GIVEN PROBLEM: Repeat the entire listing exactly as written.

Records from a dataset
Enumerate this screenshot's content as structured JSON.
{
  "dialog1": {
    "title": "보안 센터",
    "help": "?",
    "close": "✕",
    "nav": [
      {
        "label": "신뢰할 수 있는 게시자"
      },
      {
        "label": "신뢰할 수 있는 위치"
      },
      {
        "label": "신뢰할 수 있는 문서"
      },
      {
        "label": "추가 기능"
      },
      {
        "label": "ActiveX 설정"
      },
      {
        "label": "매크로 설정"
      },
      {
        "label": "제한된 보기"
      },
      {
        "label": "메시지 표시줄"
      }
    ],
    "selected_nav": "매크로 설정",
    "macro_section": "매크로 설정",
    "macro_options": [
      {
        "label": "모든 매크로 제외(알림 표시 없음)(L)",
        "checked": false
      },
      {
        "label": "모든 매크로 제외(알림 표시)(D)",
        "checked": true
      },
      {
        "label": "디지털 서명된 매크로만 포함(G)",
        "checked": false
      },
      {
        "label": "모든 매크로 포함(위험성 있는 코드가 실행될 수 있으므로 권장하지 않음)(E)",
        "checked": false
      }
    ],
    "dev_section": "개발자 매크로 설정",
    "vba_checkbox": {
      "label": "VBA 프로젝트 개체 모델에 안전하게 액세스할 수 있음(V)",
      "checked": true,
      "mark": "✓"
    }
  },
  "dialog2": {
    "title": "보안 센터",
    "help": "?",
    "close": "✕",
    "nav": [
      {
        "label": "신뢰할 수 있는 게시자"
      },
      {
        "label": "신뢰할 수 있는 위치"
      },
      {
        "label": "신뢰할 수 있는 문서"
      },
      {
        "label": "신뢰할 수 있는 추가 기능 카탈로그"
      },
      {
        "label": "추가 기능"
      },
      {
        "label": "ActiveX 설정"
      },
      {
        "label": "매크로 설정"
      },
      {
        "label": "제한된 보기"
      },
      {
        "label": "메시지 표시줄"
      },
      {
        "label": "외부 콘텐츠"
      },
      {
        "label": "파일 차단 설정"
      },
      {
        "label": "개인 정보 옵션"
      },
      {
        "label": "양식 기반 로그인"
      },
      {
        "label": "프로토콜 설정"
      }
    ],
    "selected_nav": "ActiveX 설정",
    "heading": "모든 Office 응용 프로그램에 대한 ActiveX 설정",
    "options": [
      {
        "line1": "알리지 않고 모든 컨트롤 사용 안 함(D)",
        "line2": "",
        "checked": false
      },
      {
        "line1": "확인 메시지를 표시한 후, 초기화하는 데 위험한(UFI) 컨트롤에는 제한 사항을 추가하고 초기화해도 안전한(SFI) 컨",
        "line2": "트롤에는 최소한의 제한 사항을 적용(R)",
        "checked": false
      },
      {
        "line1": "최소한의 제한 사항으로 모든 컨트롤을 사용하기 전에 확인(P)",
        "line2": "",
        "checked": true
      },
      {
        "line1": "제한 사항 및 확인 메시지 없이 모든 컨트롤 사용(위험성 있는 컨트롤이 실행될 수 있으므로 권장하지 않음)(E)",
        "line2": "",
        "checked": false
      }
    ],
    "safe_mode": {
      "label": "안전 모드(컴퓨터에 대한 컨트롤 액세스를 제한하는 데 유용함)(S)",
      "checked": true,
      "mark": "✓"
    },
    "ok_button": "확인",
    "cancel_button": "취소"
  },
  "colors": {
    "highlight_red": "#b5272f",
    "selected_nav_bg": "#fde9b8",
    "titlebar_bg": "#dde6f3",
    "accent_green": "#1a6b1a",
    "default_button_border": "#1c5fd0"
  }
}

SOLUTION BELOW:
Enumerate this screenshot's content as structured JSON.
{
  "dialog1": {
    "title": "보안 센터",
    "help": "?",
    "close": "✕",
    "nav": [
      {
        "label": "신뢰할 수 있는 게시자"
      },
      {
        "label": "신뢰할 수 있는 위치"
      },
      {
        "label": "신뢰할 수 있는 문서"
      },
      {
        "label": "추가 기능"
      },
      {
        "label": "ActiveX 설정"
      },
      {
        "label": "매크로 설정"
      },
      {
        "label": "제한된 보기"
      },
      {
        "label": "메시지 표시줄"
      }
    ],
    "selected_nav": "매크로 설정",
    "macro_section": "매크로 설정",
    "macro_options": [
      {
        "label": "모든 매크로 제외(알림 표시 없음)(L)",
        "checked": false
      },
      {
        "label": "모든 매크로 제외(알림 표시)(D)",
        "checked": true
      },
      {
        "label": "디지털 서명된 매크로만 포함(G)",
        "checked": false
      },
      {
        "label": "모든 매크로 포함(위험성 있는 코드가 실행될 수 있으므로 권장하지 않음)(E)",
        "checked": false
      }
    ],
    "dev_section": "개발자 매크로 설정",
    "vba_checkbox": {
      "label": "VBA 프로젝트 개체 모델에 안전하게 액세스할 수 있음(V)",
      "checked": true,
      "mark": "✓"
    }
  },
  "dialog2": {
    "title": "보안 센터",
    "help": "?",
    "close": "✕",
    "nav": [
      {
        "label": "신뢰할 수 있는 게시자"
      },
      {
        "label": "신뢰할 수 있는 위치"
      },
      {
        "label": "신뢰할 수 있는 문서"
      },
      {
        "label": "신뢰할 수 있는 추가 기능 카탈로그"
      },
      {
        "label": "추가 기능"
      },
      {
        "label": "ActiveX 설정"
      },
      {
        "label": "매크로 설정"
      },
      {
        "label": "제한된 보기"
      },
      {
        "label": "메시지 표시줄"
      },
      {
        "label": "외부 콘텐츠"
      },
      {
        "label": "파일 차단 설정"
      },
      {
        "label": "개인 정보 옵션"
      },
      {
        "label": "양식 기반 로그인"
      },
      {
        "label": "프로토콜 설정"
      }
    ],
    "selected_nav": "ActiveX 설정",
    "heading": "모든 Office 응용 프로그램에 대한 ActiveX 설정",
    "options": [
      {
        "line1": "알리지 않고 모든 컨트롤 사용 안 함(D)",
        "line2": "",
        "checked": false
      },
      {
        "line1": "확인 메시지를 표시한 후, 초기화하는 데 위험한(UFI) 컨트롤에는 제한 사항을 추가하고 초기화해도 안전한(SFI) 컨",
        "line2": "트롤에는 최소한의 제한 사항을 적용(R)",
        "checked": false
      },
      {
        "line1": "최소한의 제한 사항으로 모든 컨트롤을 사용하기 전에 확인(P)",
        "line2": "",
        "checked": true
      },
      {
        "line1": "제한 사항 및 확인 메시지 없이 모든 컨트롤 사용(위험성 있는 컨트롤이 실행될 수 있으므로 권장하지 않음)(E)",
        "line2": "",
        "checked": false
      }
    ],
    "safe_mode": {
      "label": "안전 모드(컴퓨터에 대한 컨트롤 액세스를 제한하는 데 유용함)(S)",
      "checked": true,
      "mark": "✓"
    },
    "ok_button": "확인",
    "cancel_button": "취소"
  },
  "colors": {
    "highlight_red": "#b5272f",
    "selected_nav_bg": "#fde9b8",
    "titlebar_bg": "#dde6f3",
    "accent_green": "#1a6b1a",
    "default_button_border": "#1c5fd0"
  }
}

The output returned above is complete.